Work instructions | Repeat every record below exactly, omitting any pictures.

** START OF Records for this exercise **

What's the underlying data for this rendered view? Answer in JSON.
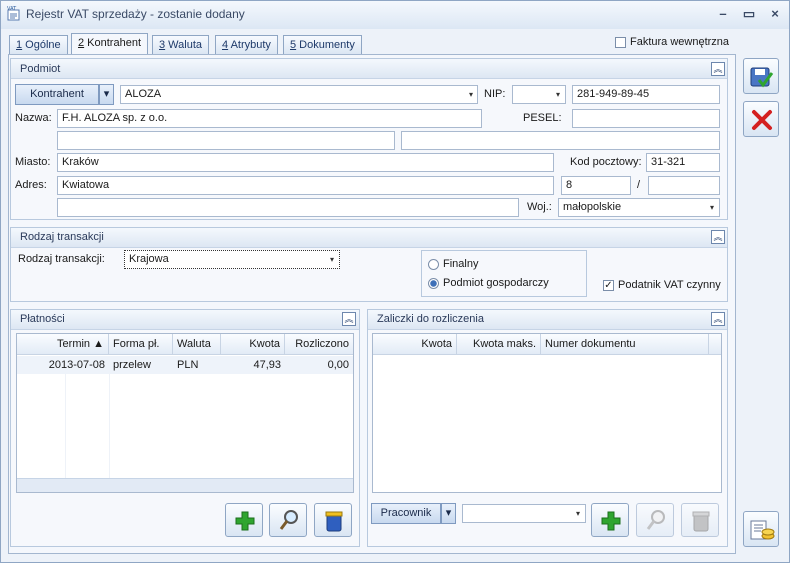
{
  "window": {
    "title": "Rejestr VAT sprzedaży - zostanie dodany",
    "icon_text": "VAT"
  },
  "tabs": [
    {
      "num": "1",
      "label": " Ogólne"
    },
    {
      "num": "2",
      "label": " Kontrahent"
    },
    {
      "num": "3",
      "label": " Waluta"
    },
    {
      "num": "4",
      "label": " Atrybuty"
    },
    {
      "num": "5",
      "label": " Dokumenty"
    }
  ],
  "faktura_wewnetrzna": {
    "label": "Faktura wewnętrzna",
    "checked": false
  },
  "podmiot": {
    "title": "Podmiot",
    "kontrahent_button": "Kontrahent",
    "kontrahent_value": "ALOZA",
    "nip_label": "NIP:",
    "nip_prefix": "",
    "nip_value": "281-949-89-45",
    "nazwa_label": "Nazwa:",
    "nazwa_value": "F.H. ALOZA sp. z o.o.",
    "pesel_label": "PESEL:",
    "pesel_value": "",
    "miasto_label": "Miasto:",
    "miasto_value": "Kraków",
    "kod_label": "Kod pocztowy:",
    "kod_value": "31-321",
    "adres_label": "Adres:",
    "adres_value": "Kwiatowa",
    "nr_domu": "8",
    "slash": "/",
    "nr_lokalu": "",
    "woj_label": "Woj.:",
    "woj_value": "małopolskie"
  },
  "rodzaj": {
    "title": "Rodzaj transakcji",
    "label": "Rodzaj transakcji:",
    "value": "Krajowa",
    "radio_finalny": "Finalny",
    "radio_podmiot": "Podmiot gospodarczy",
    "podatnik_label": "Podatnik VAT czynny",
    "podatnik_checked": true
  },
  "platnosci": {
    "title": "Płatności",
    "columns": [
      "Termin ▲",
      "Forma pł.",
      "Waluta",
      "Kwota",
      "Rozliczono"
    ],
    "rows": [
      {
        "termin": "2013-07-08",
        "forma": "przelew",
        "waluta": "PLN",
        "kwota": "47,93",
        "rozliczono": "0,00"
      }
    ]
  },
  "zaliczki": {
    "title": "Zaliczki do rozliczenia",
    "columns": [
      "Kwota",
      "Kwota maks.",
      "Numer dokumentu"
    ],
    "pracownik_button": "Pracownik",
    "pracownik_value": ""
  },
  "colors": {
    "accent": "#2f5f9f",
    "add_green": "#2fa52f",
    "cancel_red": "#d42020"
  }
}
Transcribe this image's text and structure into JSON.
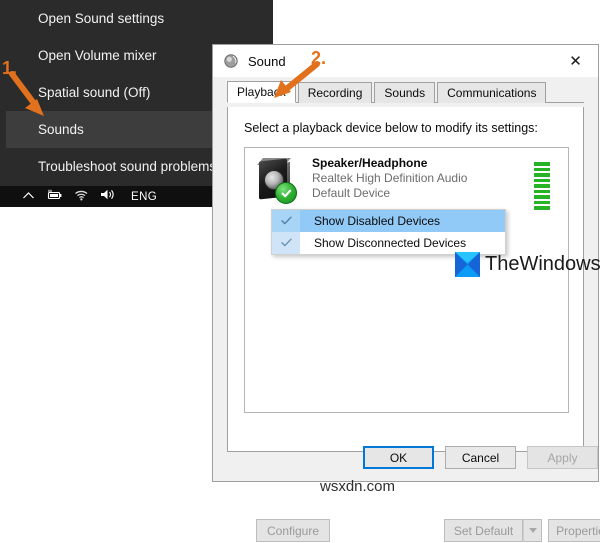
{
  "flyout": {
    "items": [
      {
        "label": "Open Sound settings",
        "highlighted": false
      },
      {
        "label": "Open Volume mixer",
        "highlighted": false
      },
      {
        "label": "Spatial sound (Off)",
        "highlighted": false
      },
      {
        "label": "Sounds",
        "highlighted": true
      },
      {
        "label": "Troubleshoot sound problems",
        "highlighted": false
      }
    ]
  },
  "taskbar": {
    "icons": [
      "chevron-up-icon",
      "battery-icon",
      "wifi-icon",
      "speaker-icon"
    ],
    "language": "ENG"
  },
  "dialog": {
    "title": "Sound",
    "close_label": "✕",
    "tabs": [
      {
        "label": "Playback",
        "active": true
      },
      {
        "label": "Recording",
        "active": false
      },
      {
        "label": "Sounds",
        "active": false
      },
      {
        "label": "Communications",
        "active": false
      }
    ],
    "panel_label": "Select a playback device below to modify its settings:",
    "device": {
      "name": "Speaker/Headphone",
      "driver": "Realtek High Definition Audio",
      "status": "Default Device",
      "meter_bars_total": 9,
      "meter_bars_active": 9,
      "meter_color": "#27b327"
    },
    "context_menu": [
      {
        "label": "Show Disabled Devices",
        "checked": true,
        "selected": true
      },
      {
        "label": "Show Disconnected Devices",
        "checked": true,
        "selected": false
      }
    ],
    "buttons": {
      "configure": "Configure",
      "set_default": "Set Default",
      "properties": "Properties",
      "ok": "OK",
      "cancel": "Cancel",
      "apply": "Apply"
    }
  },
  "annotations": [
    {
      "number": "1.",
      "target": "sounds-menu-item",
      "color": "#e2711d"
    },
    {
      "number": "2.",
      "target": "playback-tab",
      "color": "#e2711d"
    }
  ],
  "watermarks": {
    "primary": "TheWindowsClub",
    "secondary": "wsxdn.com"
  },
  "colors": {
    "accent_orange": "#e2711d",
    "flyout_bg": "#2b2b2b",
    "flyout_highlight": "#3d3d3d",
    "taskbar_bg": "#0f0f0f",
    "dialog_bg": "#f0f0f0",
    "selection_blue": "#91c9f7",
    "focus_blue": "#0078d7"
  }
}
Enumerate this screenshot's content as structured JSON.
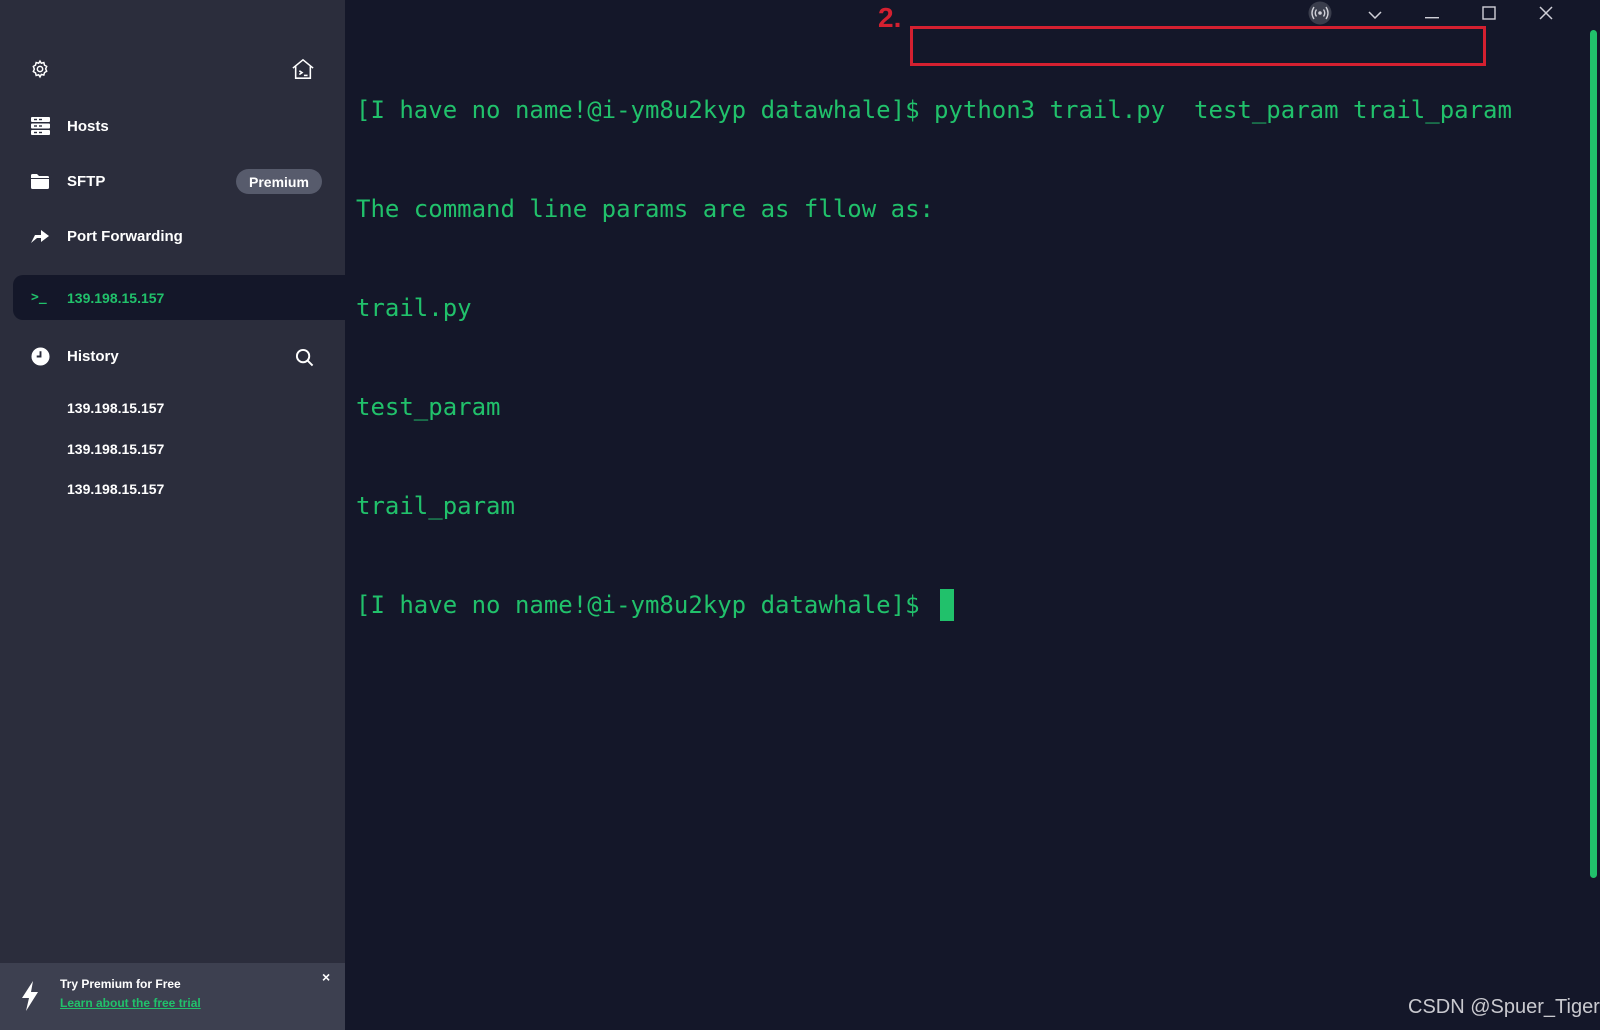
{
  "sidebar": {
    "settings_icon": "gear-icon",
    "home_icon": "home-terminal-icon",
    "nav": {
      "hosts": {
        "label": "Hosts",
        "icon": "hosts-grid-icon"
      },
      "sftp": {
        "label": "SFTP",
        "icon": "folder-icon",
        "badge": "Premium"
      },
      "port_forwarding": {
        "label": "Port Forwarding",
        "icon": "forward-arrow-icon"
      }
    },
    "active_session": {
      "label": "139.198.15.157",
      "icon": "terminal-prompt-icon",
      "prompt_glyph": ">_"
    },
    "history": {
      "label": "History",
      "icon": "clock-icon",
      "search_icon": "search-icon",
      "items": [
        "139.198.15.157",
        "139.198.15.157",
        "139.198.15.157"
      ]
    },
    "promo": {
      "title": "Try Premium for Free",
      "link": "Learn about the free trial",
      "close": "×",
      "icon": "lightning-icon"
    }
  },
  "terminal": {
    "lines": [
      "[I have no name!@i-ym8u2kyp datawhale]$ python3 trail.py  test_param trail_param",
      "The command line params are as fllow as:",
      "trail.py",
      "test_param",
      "trail_param",
      "[I have no name!@i-ym8u2kyp datawhale]$ "
    ],
    "annotation": {
      "step_label": "2."
    },
    "window_controls": [
      "broadcast-icon",
      "chevron-down-icon",
      "minimize-icon",
      "maximize-icon",
      "close-icon"
    ]
  },
  "watermark": "CSDN @Spuer_Tiger",
  "colors": {
    "sidebar_bg": "#2b2d3c",
    "terminal_bg": "#141729",
    "accent_green": "#21c16b",
    "annotation_red": "#d42030",
    "badge_bg": "#575b6c",
    "promo_bg": "#3d4050"
  }
}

** END OF Records for this exercise **

Complete response |
What's the underlying data for this rendered view? Answer in JSON.
{
  "window": {
    "title": "Rejestr VAT sprzedaży - zostanie dodany",
    "icon_text": "VAT"
  },
  "tabs": [
    {
      "num": "1",
      "label": " Ogólne"
    },
    {
      "num": "2",
      "label": " Kontrahent"
    },
    {
      "num": "3",
      "label": " Waluta"
    },
    {
      "num": "4",
      "label": " Atrybuty"
    },
    {
      "num": "5",
      "label": " Dokumenty"
    }
  ],
  "faktura_wewnetrzna": {
    "label": "Faktura wewnętrzna",
    "checked": false
  },
  "podmiot": {
    "title": "Podmiot",
    "kontrahent_button": "Kontrahent",
    "kontrahent_value": "ALOZA",
    "nip_label": "NIP:",
    "nip_prefix": "",
    "nip_value": "281-949-89-45",
    "nazwa_label": "Nazwa:",
    "nazwa_value": "F.H. ALOZA sp. z o.o.",
    "pesel_label": "PESEL:",
    "pesel_value": "",
    "miasto_label": "Miasto:",
    "miasto_value": "Kraków",
    "kod_label": "Kod pocztowy:",
    "kod_value": "31-321",
    "adres_label": "Adres:",
    "adres_value": "Kwiatowa",
    "nr_domu": "8",
    "slash": "/",
    "nr_lokalu": "",
    "woj_label": "Woj.:",
    "woj_value": "małopolskie"
  },
  "rodzaj": {
    "title": "Rodzaj transakcji",
    "label": "Rodzaj transakcji:",
    "value": "Krajowa",
    "radio_finalny": "Finalny",
    "radio_podmiot": "Podmiot gospodarczy",
    "podatnik_label": "Podatnik VAT czynny",
    "podatnik_checked": true
  },
  "platnosci": {
    "title": "Płatności",
    "columns": [
      "Termin ▲",
      "Forma pł.",
      "Waluta",
      "Kwota",
      "Rozliczono"
    ],
    "rows": [
      {
        "termin": "2013-07-08",
        "forma": "przelew",
        "waluta": "PLN",
        "kwota": "47,93",
        "rozliczono": "0,00"
      }
    ]
  },
  "zaliczki": {
    "title": "Zaliczki do rozliczenia",
    "columns": [
      "Kwota",
      "Kwota maks.",
      "Numer dokumentu"
    ],
    "pracownik_button": "Pracownik",
    "pracownik_value": ""
  },
  "colors": {
    "accent": "#2f5f9f",
    "add_green": "#2fa52f",
    "cancel_red": "#d42020"
  }
}
Transcribe this image's text and structure into JSON.
{
  "flyout": {
    "items": [
      {
        "label": "Open Sound settings",
        "highlighted": false
      },
      {
        "label": "Open Volume mixer",
        "highlighted": false
      },
      {
        "label": "Spatial sound (Off)",
        "highlighted": false
      },
      {
        "label": "Sounds",
        "highlighted": true
      },
      {
        "label": "Troubleshoot sound problems",
        "highlighted": false
      }
    ]
  },
  "taskbar": {
    "icons": [
      "chevron-up-icon",
      "battery-icon",
      "wifi-icon",
      "speaker-icon"
    ],
    "language": "ENG"
  },
  "dialog": {
    "title": "Sound",
    "close_label": "✕",
    "tabs": [
      {
        "label": "Playback",
        "active": true
      },
      {
        "label": "Recording",
        "active": false
      },
      {
        "label": "Sounds",
        "active": false
      },
      {
        "label": "Communications",
        "active": false
      }
    ],
    "panel_label": "Select a playback device below to modify its settings:",
    "device": {
      "name": "Speaker/Headphone",
      "driver": "Realtek High Definition Audio",
      "status": "Default Device",
      "meter_bars_total": 9,
      "meter_bars_active": 9,
      "meter_color": "#27b327"
    },
    "context_menu": [
      {
        "label": "Show Disabled Devices",
        "checked": true,
        "selected": true
      },
      {
        "label": "Show Disconnected Devices",
        "checked": true,
        "selected": false
      }
    ],
    "buttons": {
      "configure": "Configure",
      "set_default": "Set Default",
      "properties": "Properties",
      "ok": "OK",
      "cancel": "Cancel",
      "apply": "Apply"
    }
  },
  "annotations": [
    {
      "number": "1.",
      "target": "sounds-menu-item",
      "color": "#e2711d"
    },
    {
      "number": "2.",
      "target": "playback-tab",
      "color": "#e2711d"
    }
  ],
  "watermarks": {
    "primary": "TheWindowsClub",
    "secondary": "wsxdn.com"
  },
  "colors": {
    "accent_orange": "#e2711d",
    "flyout_bg": "#2b2b2b",
    "flyout_highlight": "#3d3d3d",
    "taskbar_bg": "#0f0f0f",
    "dialog_bg": "#f0f0f0",
    "selection_blue": "#91c9f7",
    "focus_blue": "#0078d7"
  }
}
Enumerate this screenshot's content as structured JSON.
{
  "sidebar": {
    "settings_icon": "gear-icon",
    "home_icon": "home-terminal-icon",
    "nav": {
      "hosts": {
        "label": "Hosts",
        "icon": "hosts-grid-icon"
      },
      "sftp": {
        "label": "SFTP",
        "icon": "folder-icon",
        "badge": "Premium"
      },
      "port_forwarding": {
        "label": "Port Forwarding",
        "icon": "forward-arrow-icon"
      }
    },
    "active_session": {
      "label": "139.198.15.157",
      "icon": "terminal-prompt-icon",
      "prompt_glyph": ">_"
    },
    "history": {
      "label": "History",
      "icon": "clock-icon",
      "search_icon": "search-icon",
      "items": [
        "139.198.15.157",
        "139.198.15.157",
        "139.198.15.157"
      ]
    },
    "promo": {
      "title": "Try Premium for Free",
      "link": "Learn about the free trial",
      "close": "×",
      "icon": "lightning-icon"
    }
  },
  "terminal": {
    "lines": [
      "[I have no name!@i-ym8u2kyp datawhale]$ python3 trail.py  test_param trail_param",
      "The command line params are as fllow as:",
      "trail.py",
      "test_param",
      "trail_param",
      "[I have no name!@i-ym8u2kyp datawhale]$ "
    ],
    "annotation": {
      "step_label": "2."
    },
    "window_controls": [
      "broadcast-icon",
      "chevron-down-icon",
      "minimize-icon",
      "maximize-icon",
      "close-icon"
    ]
  },
  "watermark": "CSDN @Spuer_Tiger",
  "colors": {
    "sidebar_bg": "#2b2d3c",
    "terminal_bg": "#141729",
    "accent_green": "#21c16b",
    "annotation_red": "#d42030",
    "badge_bg": "#575b6c",
    "promo_bg": "#3d4050"
  }
}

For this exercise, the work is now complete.